• **To do**: Extract every line of the material below and reproduce it faithfully.

(begin)

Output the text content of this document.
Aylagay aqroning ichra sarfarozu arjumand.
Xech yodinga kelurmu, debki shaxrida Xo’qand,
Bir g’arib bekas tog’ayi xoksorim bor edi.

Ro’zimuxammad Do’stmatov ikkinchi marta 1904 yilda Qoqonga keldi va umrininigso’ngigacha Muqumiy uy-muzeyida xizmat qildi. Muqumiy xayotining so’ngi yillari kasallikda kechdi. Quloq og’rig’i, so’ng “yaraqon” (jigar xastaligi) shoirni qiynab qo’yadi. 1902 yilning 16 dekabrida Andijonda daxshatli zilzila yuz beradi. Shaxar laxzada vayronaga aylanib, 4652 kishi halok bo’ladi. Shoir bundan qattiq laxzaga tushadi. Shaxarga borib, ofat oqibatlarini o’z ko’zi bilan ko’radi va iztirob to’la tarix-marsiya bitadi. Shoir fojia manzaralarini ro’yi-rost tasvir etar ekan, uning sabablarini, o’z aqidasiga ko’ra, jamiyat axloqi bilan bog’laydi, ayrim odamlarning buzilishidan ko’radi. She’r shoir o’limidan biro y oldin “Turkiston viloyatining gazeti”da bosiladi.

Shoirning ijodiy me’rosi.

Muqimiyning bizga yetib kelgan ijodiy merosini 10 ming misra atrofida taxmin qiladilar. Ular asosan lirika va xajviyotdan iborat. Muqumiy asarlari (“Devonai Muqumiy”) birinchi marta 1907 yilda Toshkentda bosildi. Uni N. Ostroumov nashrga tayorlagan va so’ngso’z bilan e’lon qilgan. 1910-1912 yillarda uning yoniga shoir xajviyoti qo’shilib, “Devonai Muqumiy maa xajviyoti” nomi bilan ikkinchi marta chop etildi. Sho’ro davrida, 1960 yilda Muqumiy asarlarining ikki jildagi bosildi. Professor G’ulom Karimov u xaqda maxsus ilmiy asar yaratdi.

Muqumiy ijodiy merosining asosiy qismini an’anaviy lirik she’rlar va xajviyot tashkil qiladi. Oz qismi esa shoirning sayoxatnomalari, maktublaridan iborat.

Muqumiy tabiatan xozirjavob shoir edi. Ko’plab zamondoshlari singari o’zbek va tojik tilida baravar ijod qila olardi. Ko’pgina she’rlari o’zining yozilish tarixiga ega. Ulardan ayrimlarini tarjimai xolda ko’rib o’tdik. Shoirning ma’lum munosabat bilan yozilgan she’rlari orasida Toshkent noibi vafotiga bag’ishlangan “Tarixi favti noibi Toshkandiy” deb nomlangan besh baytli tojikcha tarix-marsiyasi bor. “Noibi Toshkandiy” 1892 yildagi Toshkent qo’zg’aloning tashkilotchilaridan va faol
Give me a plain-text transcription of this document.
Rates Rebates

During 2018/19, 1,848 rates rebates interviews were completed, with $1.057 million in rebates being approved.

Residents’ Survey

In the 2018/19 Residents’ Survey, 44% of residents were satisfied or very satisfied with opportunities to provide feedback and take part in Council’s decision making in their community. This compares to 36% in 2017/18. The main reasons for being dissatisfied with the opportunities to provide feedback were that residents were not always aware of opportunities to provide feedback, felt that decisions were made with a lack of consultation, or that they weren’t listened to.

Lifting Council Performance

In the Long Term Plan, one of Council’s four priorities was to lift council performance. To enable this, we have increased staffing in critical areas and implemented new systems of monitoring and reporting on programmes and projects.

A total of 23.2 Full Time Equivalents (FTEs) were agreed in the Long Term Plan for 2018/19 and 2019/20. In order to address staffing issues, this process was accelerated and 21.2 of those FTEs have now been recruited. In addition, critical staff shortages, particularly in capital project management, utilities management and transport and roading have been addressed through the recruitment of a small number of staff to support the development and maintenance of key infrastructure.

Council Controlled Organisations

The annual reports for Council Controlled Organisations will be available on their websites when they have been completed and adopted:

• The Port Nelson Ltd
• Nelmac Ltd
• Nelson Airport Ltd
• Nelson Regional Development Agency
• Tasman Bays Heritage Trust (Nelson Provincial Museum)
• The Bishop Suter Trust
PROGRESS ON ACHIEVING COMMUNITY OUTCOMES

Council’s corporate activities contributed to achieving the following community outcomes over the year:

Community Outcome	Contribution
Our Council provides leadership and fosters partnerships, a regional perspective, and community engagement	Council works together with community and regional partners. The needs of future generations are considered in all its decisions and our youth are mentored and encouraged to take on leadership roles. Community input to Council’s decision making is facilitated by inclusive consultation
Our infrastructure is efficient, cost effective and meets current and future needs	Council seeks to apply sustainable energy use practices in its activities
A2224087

(end)

• **Expected output**:
Output the text content of this document.
Aylagay aqroning ichra sarfarozu arjumand.
Xech yodinga kelurmu, debki shaxrida Xo’qand,
Bir g’arib bekas tog’ayi xoksorim bor edi.

Ro’zimuxammad Do’stmatov ikkinchi marta 1904 yilda Qoqonga keldi va umrininigso’ngigacha Muqumiy uy-muzeyida xizmat qildi. Muqumiy xayotining so’ngi yillari kasallikda kechdi. Quloq og’rig’i, so’ng “yaraqon” (jigar xastaligi) shoirni qiynab qo’yadi. 1902 yilning 16 dekabrida Andijonda daxshatli zilzila yuz beradi. Shaxar laxzada vayronaga aylanib, 4652 kishi halok bo’ladi. Shoir bundan qattiq laxzaga tushadi. Shaxarga borib, ofat oqibatlarini o’z ko’zi bilan ko’radi va iztirob to’la tarix-marsiya bitadi. Shoir fojia manzaralarini ro’yi-rost tasvir etar ekan, uning sabablarini, o’z aqidasiga ko’ra, jamiyat axloqi bilan bog’laydi, ayrim odamlarning buzilishidan ko’radi. She’r shoir o’limidan biro y oldin “Turkiston viloyatining gazeti”da bosiladi.

Shoirning ijodiy me’rosi.

Muqimiyning bizga yetib kelgan ijodiy merosini 10 ming misra atrofida taxmin qiladilar. Ular asosan lirika va xajviyotdan iborat. Muqumiy asarlari (“Devonai Muqumiy”) birinchi marta 1907 yilda Toshkentda bosildi. Uni N. Ostroumov nashrga tayorlagan va so’ngso’z bilan e’lon qilgan. 1910-1912 yillarda uning yoniga shoir xajviyoti qo’shilib, “Devonai Muqumiy maa xajviyoti” nomi bilan ikkinchi marta chop etildi. Sho’ro davrida, 1960 yilda Muqumiy asarlarining ikki jildagi bosildi. Professor G’ulom Karimov u xaqda maxsus ilmiy asar yaratdi.

Muqumiy ijodiy merosining asosiy qismini an’anaviy lirik she’rlar va xajviyot tashkil qiladi. Oz qismi esa shoirning sayoxatnomalari, maktublaridan iborat.

Muqumiy tabiatan xozirjavob shoir edi. Ko’plab zamondoshlari singari o’zbek va tojik tilida baravar ijod qila olardi. Ko’pgina she’rlari o’zining yozilish tarixiga ega. Ulardan ayrimlarini tarjimai xolda ko’rib o’tdik. Shoirning ma’lum munosabat bilan yozilgan she’rlari orasida Toshkent noibi vafotiga bag’ishlangan “Tarixi favti noibi Toshkandiy” deb nomlangan besh baytli tojikcha tarix-marsiyasi bor. “Noibi Toshkandiy” 1892 yildagi Toshkent qo’zg’aloning tashkilotchilaridan va faol
Give me a plain-text transcription of this document.
Rates Rebates

During 2018/19, 1,848 rates rebates interviews were completed, with $1.057 million in rebates being approved.

Residents’ Survey

In the 2018/19 Residents’ Survey, 44% of residents were satisfied or very satisfied with opportunities to provide feedback and take part in Council’s decision making in their community. This compares to 36% in 2017/18. The main reasons for being dissatisfied with the opportunities to provide feedback were that residents were not always aware of opportunities to provide feedback, felt that decisions were made with a lack of consultation, or that they weren’t listened to.

Lifting Council Performance

In the Long Term Plan, one of Council’s four priorities was to lift council performance. To enable this, we have increased staffing in critical areas and implemented new systems of monitoring and reporting on programmes and projects.

A total of 23.2 Full Time Equivalents (FTEs) were agreed in the Long Term Plan for 2018/19 and 2019/20. In order to address staffing issues, this process was accelerated and 21.2 of those FTEs have now been recruited. In addition, critical staff shortages, particularly in capital project management, utilities management and transport and roading have been addressed through the recruitment of a small number of staff to support the development and maintenance of key infrastructure.

Council Controlled Organisations

The annual reports for Council Controlled Organisations will be available on their websites when they have been completed and adopted:

• The Port Nelson Ltd
• Nelmac Ltd
• Nelson Airport Ltd
• Nelson Regional Development Agency
• Tasman Bays Heritage Trust (Nelson Provincial Museum)
• The Bishop Suter Trust
PROGRESS ON ACHIEVING COMMUNITY OUTCOMES

Council’s corporate activities contributed to achieving the following community outcomes over the year:

Community Outcome	Contribution
Our Council provides leadership and fosters partnerships, a regional perspective, and community engagement	Council works together with community and regional partners. The needs of future generations are considered in all its decisions and our youth are mentored and encouraged to take on leadership roles. Community input to Council’s decision making is facilitated by inclusive consultation
Our infrastructure is efficient, cost effective and meets current and future needs	Council seeks to apply sustainable energy use practices in its activities
A2224087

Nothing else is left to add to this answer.